Top of Exercise input

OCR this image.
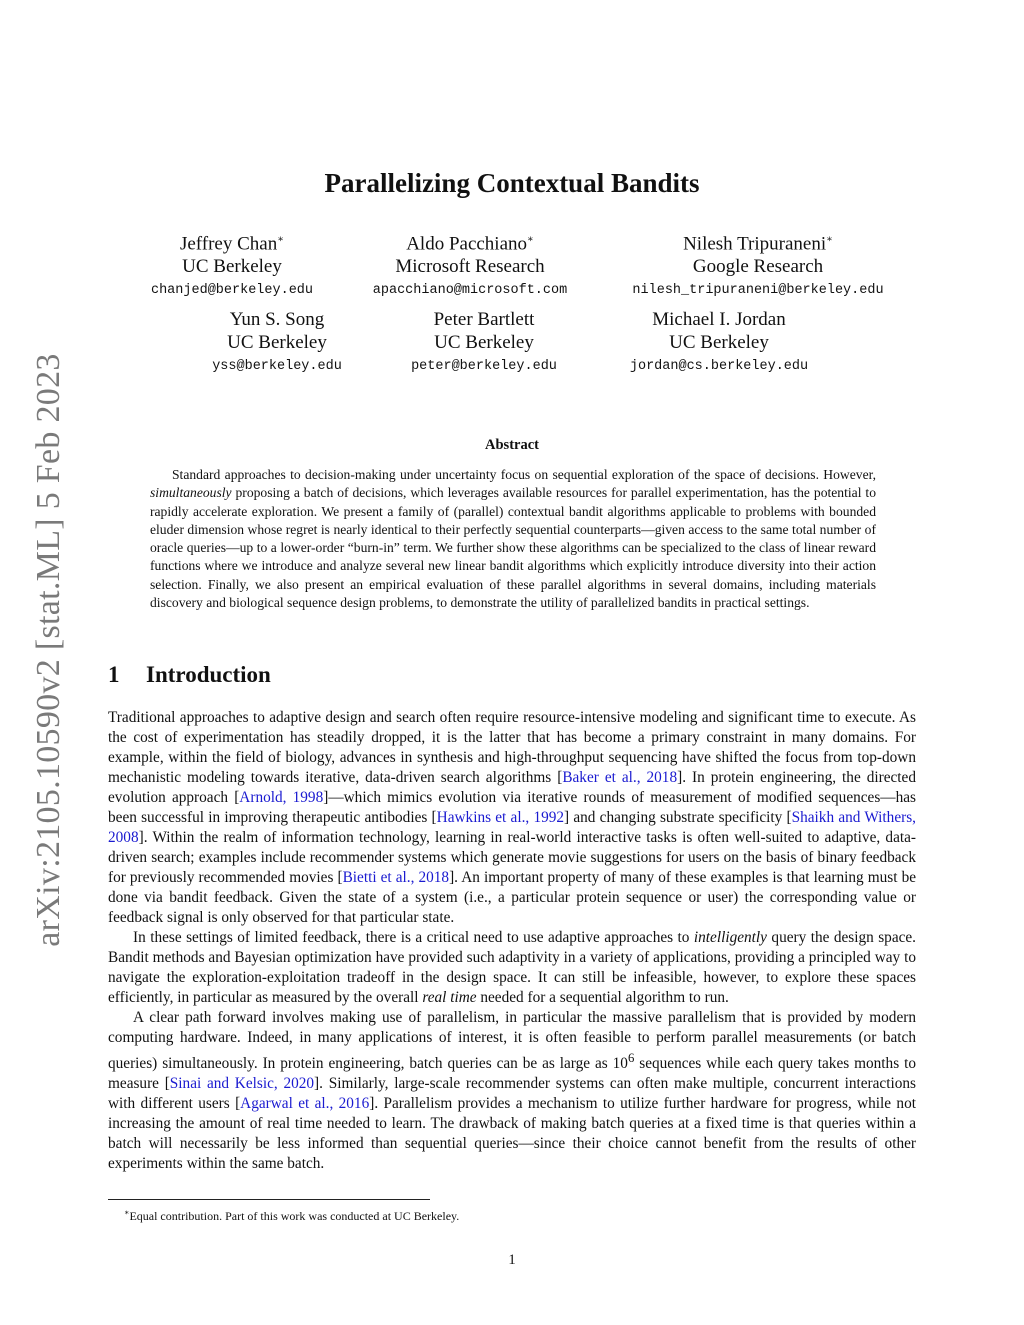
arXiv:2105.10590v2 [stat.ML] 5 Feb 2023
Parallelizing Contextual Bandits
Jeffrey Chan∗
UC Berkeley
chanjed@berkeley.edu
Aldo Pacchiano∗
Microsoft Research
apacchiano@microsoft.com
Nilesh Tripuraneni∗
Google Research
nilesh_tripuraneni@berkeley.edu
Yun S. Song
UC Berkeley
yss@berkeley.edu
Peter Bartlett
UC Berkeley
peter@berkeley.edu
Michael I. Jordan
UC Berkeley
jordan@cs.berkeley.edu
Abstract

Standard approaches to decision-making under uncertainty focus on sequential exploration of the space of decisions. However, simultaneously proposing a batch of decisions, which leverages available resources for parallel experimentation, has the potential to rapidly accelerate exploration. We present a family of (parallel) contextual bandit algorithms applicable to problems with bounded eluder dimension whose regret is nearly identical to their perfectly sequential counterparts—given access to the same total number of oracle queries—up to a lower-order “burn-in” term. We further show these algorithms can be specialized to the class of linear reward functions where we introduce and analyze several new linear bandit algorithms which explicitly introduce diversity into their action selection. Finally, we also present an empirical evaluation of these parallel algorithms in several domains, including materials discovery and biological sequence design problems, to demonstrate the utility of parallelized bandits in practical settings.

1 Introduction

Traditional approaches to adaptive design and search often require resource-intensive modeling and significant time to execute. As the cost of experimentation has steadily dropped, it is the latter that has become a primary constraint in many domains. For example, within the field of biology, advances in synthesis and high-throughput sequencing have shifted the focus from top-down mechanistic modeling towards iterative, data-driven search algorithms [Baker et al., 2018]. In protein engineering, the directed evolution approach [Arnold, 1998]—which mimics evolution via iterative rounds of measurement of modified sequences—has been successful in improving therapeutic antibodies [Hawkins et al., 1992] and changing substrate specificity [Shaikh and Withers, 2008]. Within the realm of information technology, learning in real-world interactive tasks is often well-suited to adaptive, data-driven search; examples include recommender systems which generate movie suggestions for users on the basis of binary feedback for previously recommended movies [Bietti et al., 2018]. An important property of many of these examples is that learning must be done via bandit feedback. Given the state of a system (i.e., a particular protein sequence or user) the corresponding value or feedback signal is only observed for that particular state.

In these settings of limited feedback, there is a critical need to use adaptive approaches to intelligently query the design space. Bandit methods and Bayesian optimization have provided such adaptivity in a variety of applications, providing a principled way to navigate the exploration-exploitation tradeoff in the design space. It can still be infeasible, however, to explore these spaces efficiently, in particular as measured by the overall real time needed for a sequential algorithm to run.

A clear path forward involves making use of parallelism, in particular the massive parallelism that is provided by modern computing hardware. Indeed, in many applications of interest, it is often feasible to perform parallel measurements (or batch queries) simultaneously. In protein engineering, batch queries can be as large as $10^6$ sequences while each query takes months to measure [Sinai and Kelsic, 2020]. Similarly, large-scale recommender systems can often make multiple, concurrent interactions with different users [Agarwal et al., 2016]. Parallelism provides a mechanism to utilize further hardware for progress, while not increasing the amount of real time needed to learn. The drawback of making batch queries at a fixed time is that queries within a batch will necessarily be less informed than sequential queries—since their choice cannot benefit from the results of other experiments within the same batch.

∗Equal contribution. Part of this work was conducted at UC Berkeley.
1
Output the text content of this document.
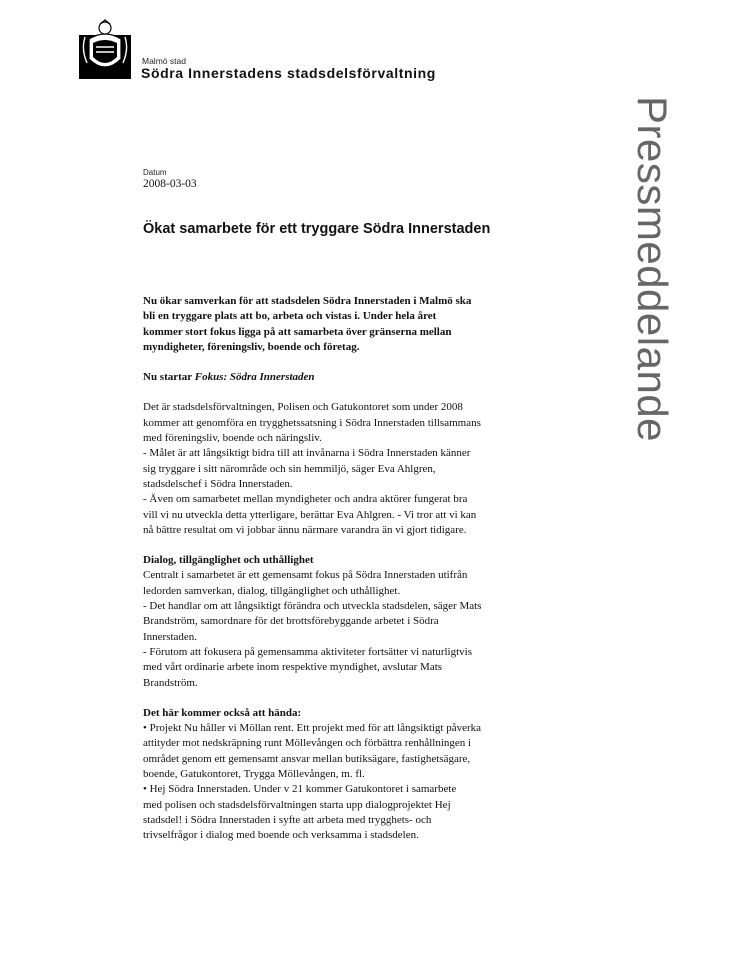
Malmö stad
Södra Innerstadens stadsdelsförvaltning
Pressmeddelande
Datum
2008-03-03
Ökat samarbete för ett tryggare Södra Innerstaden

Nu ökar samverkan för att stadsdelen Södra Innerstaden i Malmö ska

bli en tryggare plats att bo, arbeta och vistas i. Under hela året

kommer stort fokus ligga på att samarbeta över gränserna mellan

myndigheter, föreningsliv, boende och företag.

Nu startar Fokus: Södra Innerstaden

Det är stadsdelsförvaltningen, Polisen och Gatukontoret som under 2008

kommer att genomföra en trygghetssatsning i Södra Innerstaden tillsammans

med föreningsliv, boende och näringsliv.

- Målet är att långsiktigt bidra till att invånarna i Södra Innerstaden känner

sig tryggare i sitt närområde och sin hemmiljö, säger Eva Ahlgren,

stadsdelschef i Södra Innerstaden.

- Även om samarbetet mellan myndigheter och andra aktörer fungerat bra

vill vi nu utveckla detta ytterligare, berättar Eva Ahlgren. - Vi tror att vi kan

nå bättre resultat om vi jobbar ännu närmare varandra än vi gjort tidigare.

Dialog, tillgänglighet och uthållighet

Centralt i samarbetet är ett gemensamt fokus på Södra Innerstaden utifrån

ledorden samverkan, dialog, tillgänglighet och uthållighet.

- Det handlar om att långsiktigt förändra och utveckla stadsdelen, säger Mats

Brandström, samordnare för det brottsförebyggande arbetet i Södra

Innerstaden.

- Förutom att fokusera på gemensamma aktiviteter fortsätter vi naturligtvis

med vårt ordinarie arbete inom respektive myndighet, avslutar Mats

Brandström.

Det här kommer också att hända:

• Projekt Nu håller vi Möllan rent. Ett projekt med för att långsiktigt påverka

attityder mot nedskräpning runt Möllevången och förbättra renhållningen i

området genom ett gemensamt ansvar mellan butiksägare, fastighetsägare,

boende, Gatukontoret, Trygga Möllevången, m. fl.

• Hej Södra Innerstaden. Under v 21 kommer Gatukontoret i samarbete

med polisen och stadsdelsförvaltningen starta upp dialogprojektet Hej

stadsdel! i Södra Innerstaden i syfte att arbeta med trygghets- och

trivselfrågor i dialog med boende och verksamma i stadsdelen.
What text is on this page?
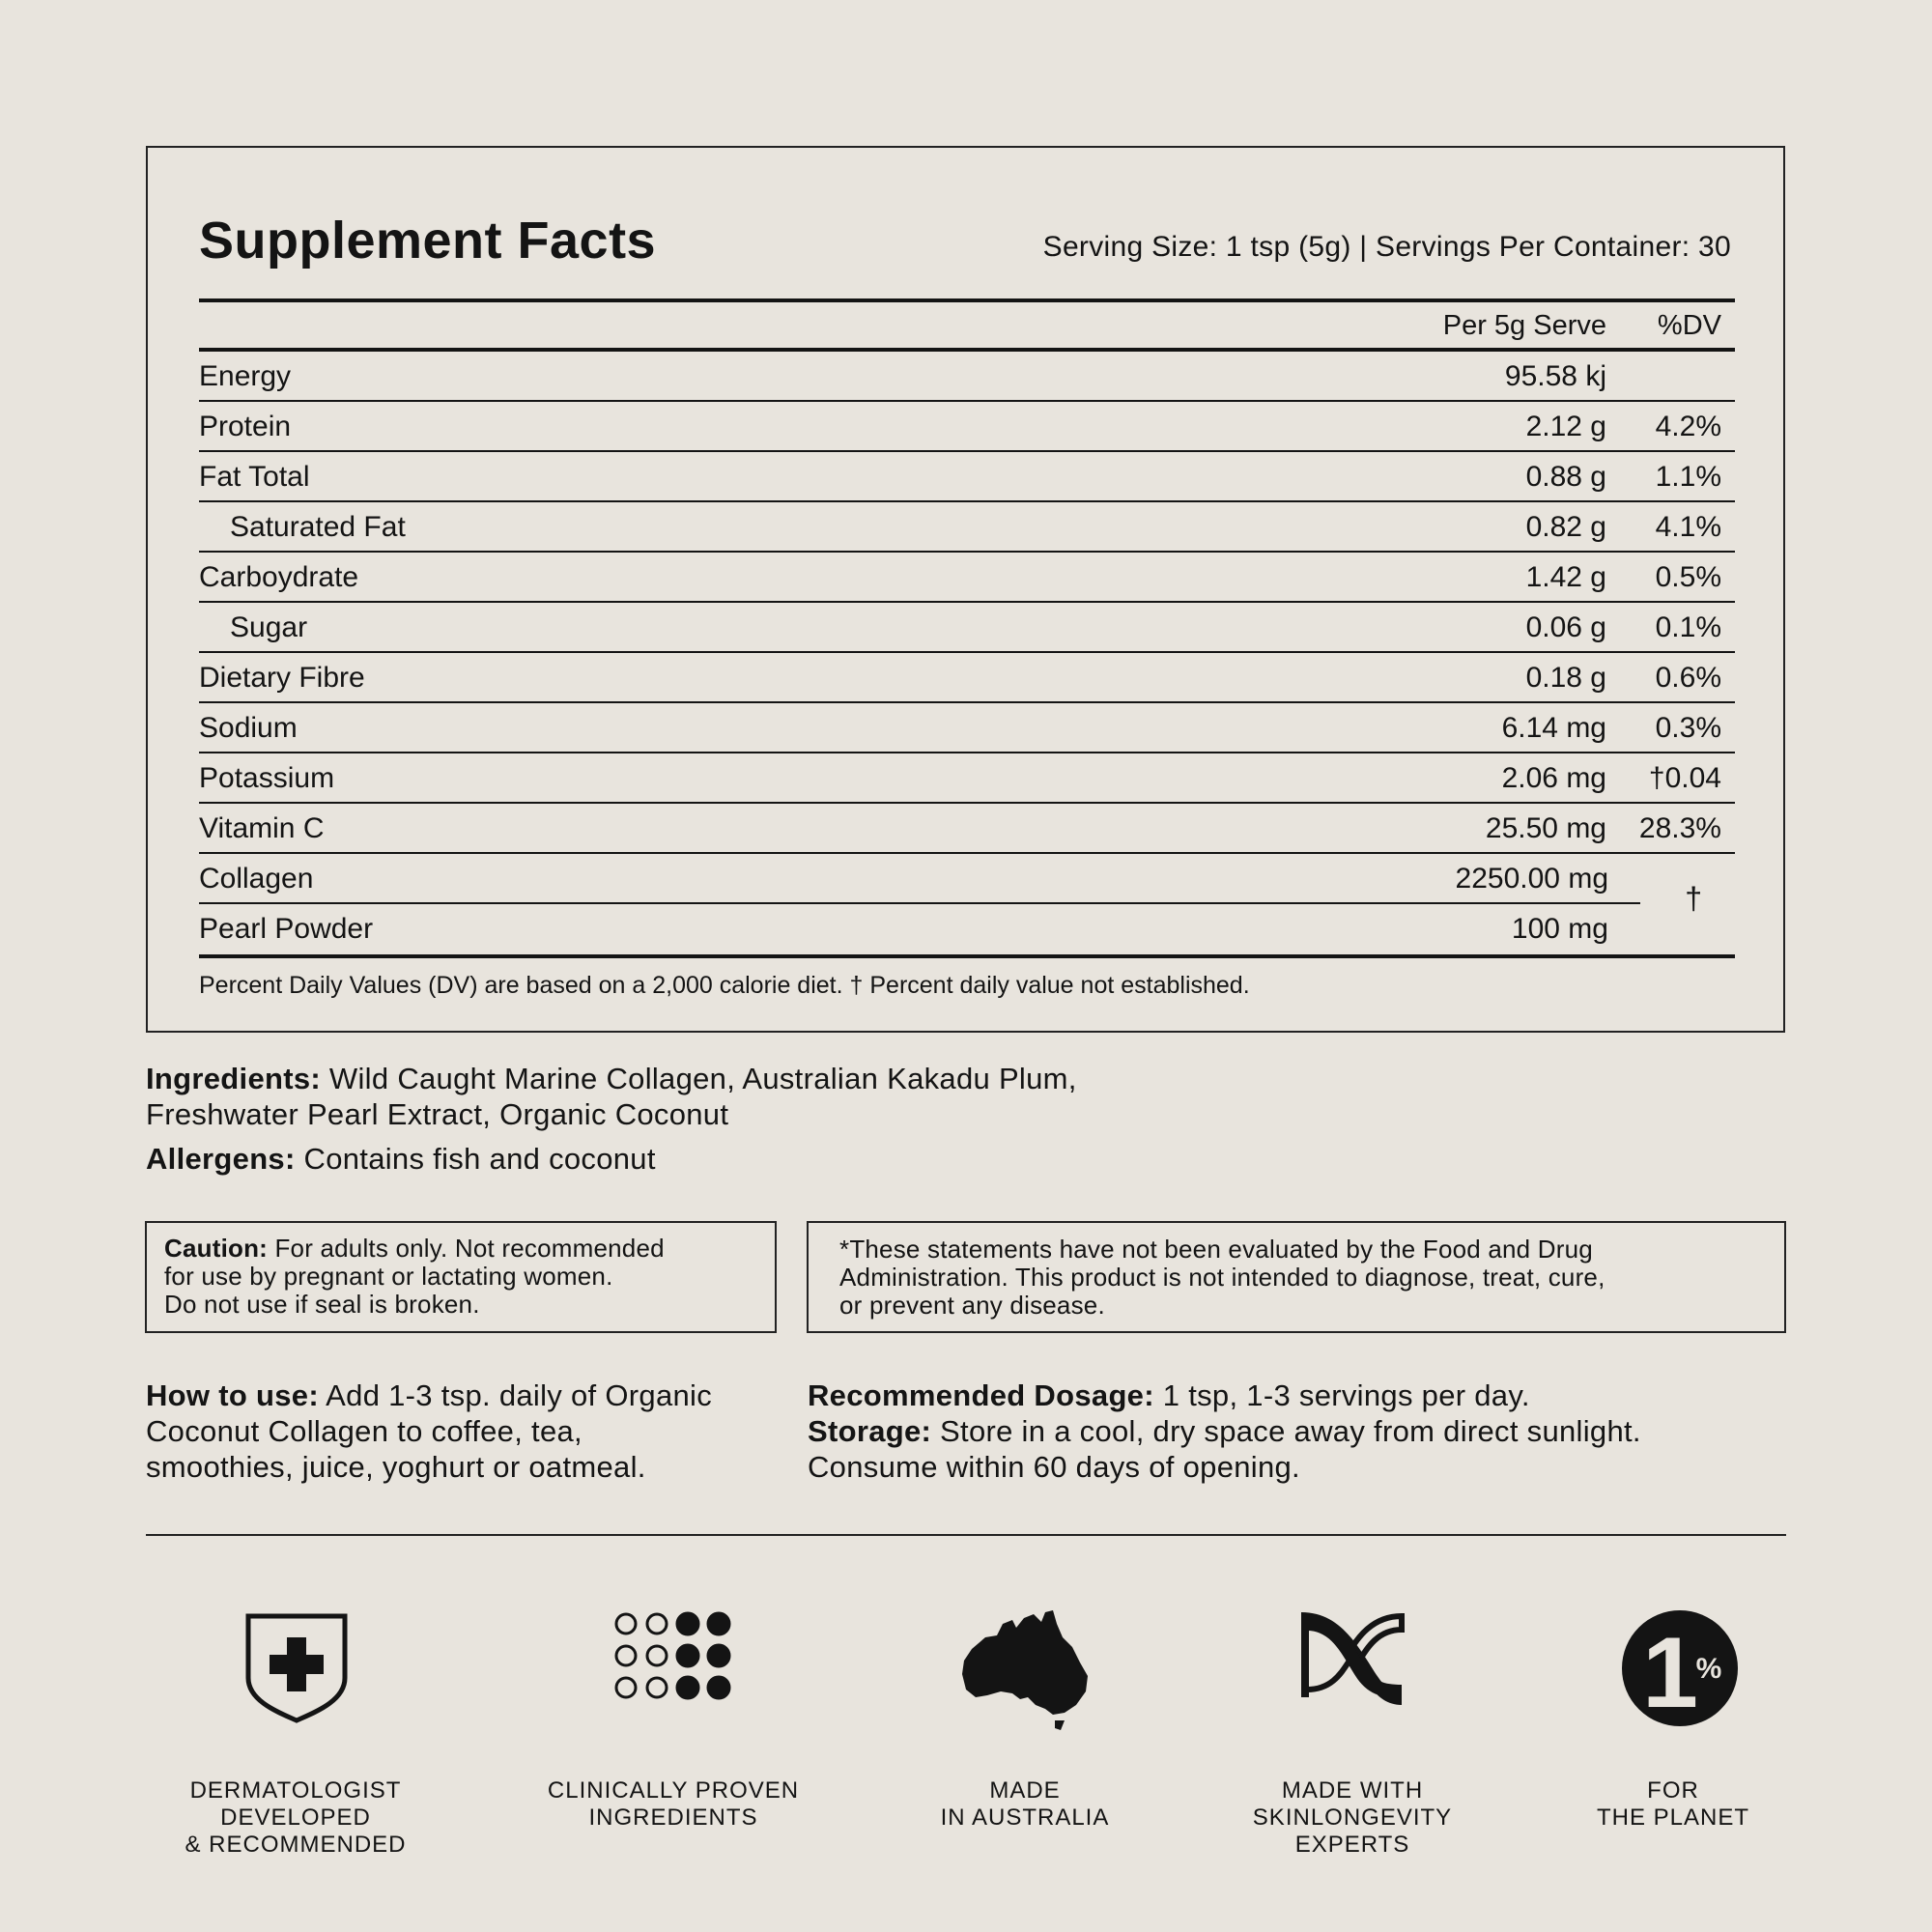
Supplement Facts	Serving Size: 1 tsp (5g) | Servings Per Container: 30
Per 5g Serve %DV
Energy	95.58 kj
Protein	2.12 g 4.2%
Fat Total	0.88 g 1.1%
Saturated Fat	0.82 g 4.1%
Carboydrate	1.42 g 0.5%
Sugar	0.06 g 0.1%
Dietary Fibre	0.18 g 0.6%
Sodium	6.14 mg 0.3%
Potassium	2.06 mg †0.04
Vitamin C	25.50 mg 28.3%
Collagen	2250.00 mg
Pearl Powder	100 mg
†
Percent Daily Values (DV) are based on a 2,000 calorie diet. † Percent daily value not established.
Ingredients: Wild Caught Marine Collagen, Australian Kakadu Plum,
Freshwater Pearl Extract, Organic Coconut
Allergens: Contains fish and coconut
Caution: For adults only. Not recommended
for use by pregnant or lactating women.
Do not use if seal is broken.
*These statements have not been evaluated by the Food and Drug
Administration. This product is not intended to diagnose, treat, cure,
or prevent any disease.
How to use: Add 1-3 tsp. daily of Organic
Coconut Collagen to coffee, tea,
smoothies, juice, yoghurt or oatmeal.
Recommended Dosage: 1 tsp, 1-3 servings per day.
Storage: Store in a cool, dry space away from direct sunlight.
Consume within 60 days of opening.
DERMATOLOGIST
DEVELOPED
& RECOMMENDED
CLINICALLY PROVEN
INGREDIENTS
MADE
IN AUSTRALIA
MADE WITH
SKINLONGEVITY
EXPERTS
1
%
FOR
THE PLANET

Bottom of Exercise input

## Work request
Output all entries unchanged; skip the pictures.

## Reply to the task
OCR this image.
arXiv:2105.10590v2 [stat.ML] 5 Feb 2023
Parallelizing Contextual Bandits
Jeffrey Chan∗
UC Berkeley
chanjed@berkeley.edu
Aldo Pacchiano∗
Microsoft Research
apacchiano@microsoft.com
Nilesh Tripuraneni∗
Google Research
nilesh_tripuraneni@berkeley.edu
Yun S. Song
UC Berkeley
yss@berkeley.edu
Peter Bartlett
UC Berkeley
peter@berkeley.edu
Michael I. Jordan
UC Berkeley
jordan@cs.berkeley.edu
Abstract

Standard approaches to decision-making under uncertainty focus on sequential exploration of the space of decisions. However, simultaneously proposing a batch of decisions, which leverages available resources for parallel experimentation, has the potential to rapidly accelerate exploration. We present a family of (parallel) contextual bandit algorithms applicable to problems with bounded eluder dimension whose regret is nearly identical to their perfectly sequential counterparts—given access to the same total number of oracle queries—up to a lower-order “burn-in” term. We further show these algorithms can be specialized to the class of linear reward functions where we introduce and analyze several new linear bandit algorithms which explicitly introduce diversity into their action selection. Finally, we also present an empirical evaluation of these parallel algorithms in several domains, including materials discovery and biological sequence design problems, to demonstrate the utility of parallelized bandits in practical settings.

1 Introduction

Traditional approaches to adaptive design and search often require resource-intensive modeling and significant time to execute. As the cost of experimentation has steadily dropped, it is the latter that has become a primary constraint in many domains. For example, within the field of biology, advances in synthesis and high-throughput sequencing have shifted the focus from top-down mechanistic modeling towards iterative, data-driven search algorithms [Baker et al., 2018]. In protein engineering, the directed evolution approach [Arnold, 1998]—which mimics evolution via iterative rounds of measurement of modified sequences—has been successful in improving therapeutic antibodies [Hawkins et al., 1992] and changing substrate specificity [Shaikh and Withers, 2008]. Within the realm of information technology, learning in real-world interactive tasks is often well-suited to adaptive, data-driven search; examples include recommender systems which generate movie suggestions for users on the basis of binary feedback for previously recommended movies [Bietti et al., 2018]. An important property of many of these examples is that learning must be done via bandit feedback. Given the state of a system (i.e., a particular protein sequence or user) the corresponding value or feedback signal is only observed for that particular state.

In these settings of limited feedback, there is a critical need to use adaptive approaches to intelligently query the design space. Bandit methods and Bayesian optimization have provided such adaptivity in a variety of applications, providing a principled way to navigate the exploration-exploitation tradeoff in the design space. It can still be infeasible, however, to explore these spaces efficiently, in particular as measured by the overall real time needed for a sequential algorithm to run.

A clear path forward involves making use of parallelism, in particular the massive parallelism that is provided by modern computing hardware. Indeed, in many applications of interest, it is often feasible to perform parallel measurements (or batch queries) simultaneously. In protein engineering, batch queries can be as large as $10^6$ sequences while each query takes months to measure [Sinai and Kelsic, 2020]. Similarly, large-scale recommender systems can often make multiple, concurrent interactions with different users [Agarwal et al., 2016]. Parallelism provides a mechanism to utilize further hardware for progress, while not increasing the amount of real time needed to learn. The drawback of making batch queries at a fixed time is that queries within a batch will necessarily be less informed than sequential queries—since their choice cannot benefit from the results of other experiments within the same batch.

∗Equal contribution. Part of this work was conducted at UC Berkeley.
1
Output the text content of this document.
Malmö stad
Södra Innerstadens stadsdelsförvaltning
Pressmeddelande
Datum
2008-03-03
Ökat samarbete för ett tryggare Södra Innerstaden

Nu ökar samverkan för att stadsdelen Södra Innerstaden i Malmö ska

bli en tryggare plats att bo, arbeta och vistas i. Under hela året

kommer stort fokus ligga på att samarbeta över gränserna mellan

myndigheter, föreningsliv, boende och företag.

Nu startar Fokus: Södra Innerstaden

Det är stadsdelsförvaltningen, Polisen och Gatukontoret som under 2008

kommer att genomföra en trygghetssatsning i Södra Innerstaden tillsammans

med föreningsliv, boende och näringsliv.

- Målet är att långsiktigt bidra till att invånarna i Södra Innerstaden känner

sig tryggare i sitt närområde och sin hemmiljö, säger Eva Ahlgren,

stadsdelschef i Södra Innerstaden.

- Även om samarbetet mellan myndigheter och andra aktörer fungerat bra

vill vi nu utveckla detta ytterligare, berättar Eva Ahlgren. - Vi tror att vi kan

nå bättre resultat om vi jobbar ännu närmare varandra än vi gjort tidigare.

Dialog, tillgänglighet och uthållighet

Centralt i samarbetet är ett gemensamt fokus på Södra Innerstaden utifrån

ledorden samverkan, dialog, tillgänglighet och uthållighet.

- Det handlar om att långsiktigt förändra och utveckla stadsdelen, säger Mats

Brandström, samordnare för det brottsförebyggande arbetet i Södra

Innerstaden.

- Förutom att fokusera på gemensamma aktiviteter fortsätter vi naturligtvis

med vårt ordinarie arbete inom respektive myndighet, avslutar Mats

Brandström.

Det här kommer också att hända:

• Projekt Nu håller vi Möllan rent. Ett projekt med för att långsiktigt påverka

attityder mot nedskräpning runt Möllevången och förbättra renhållningen i

området genom ett gemensamt ansvar mellan butiksägare, fastighetsägare,

boende, Gatukontoret, Trygga Möllevången, m. fl.

• Hej Södra Innerstaden. Under v 21 kommer Gatukontoret i samarbete

med polisen och stadsdelsförvaltningen starta upp dialogprojektet Hej

stadsdel! i Södra Innerstaden i syfte att arbeta med trygghets- och

trivselfrågor i dialog med boende och verksamma i stadsdelen.
What text is on this page?
Supplement Facts	Serving Size: 1 tsp (5g) | Servings Per Container: 30
Per 5g Serve %DV
Energy	95.58 kj
Protein	2.12 g 4.2%
Fat Total	0.88 g 1.1%
Saturated Fat	0.82 g 4.1%
Carboydrate	1.42 g 0.5%
Sugar	0.06 g 0.1%
Dietary Fibre	0.18 g 0.6%
Sodium	6.14 mg 0.3%
Potassium	2.06 mg †0.04
Vitamin C	25.50 mg 28.3%
Collagen	2250.00 mg
Pearl Powder	100 mg
†
Percent Daily Values (DV) are based on a 2,000 calorie diet. † Percent daily value not established.
Ingredients: Wild Caught Marine Collagen, Australian Kakadu Plum,
Freshwater Pearl Extract, Organic Coconut
Allergens: Contains fish and coconut
Caution: For adults only. Not recommended
for use by pregnant or lactating women.
Do not use if seal is broken.
*These statements have not been evaluated by the Food and Drug
Administration. This product is not intended to diagnose, treat, cure,
or prevent any disease.
How to use: Add 1-3 tsp. daily of Organic
Coconut Collagen to coffee, tea,
smoothies, juice, yoghurt or oatmeal.
Recommended Dosage: 1 tsp, 1-3 servings per day.
Storage: Store in a cool, dry space away from direct sunlight.
Consume within 60 days of opening.
DERMATOLOGIST
DEVELOPED
& RECOMMENDED
CLINICALLY PROVEN
INGREDIENTS
MADE
IN AUSTRALIA
MADE WITH
SKINLONGEVITY
EXPERTS
1
%
FOR
THE PLANET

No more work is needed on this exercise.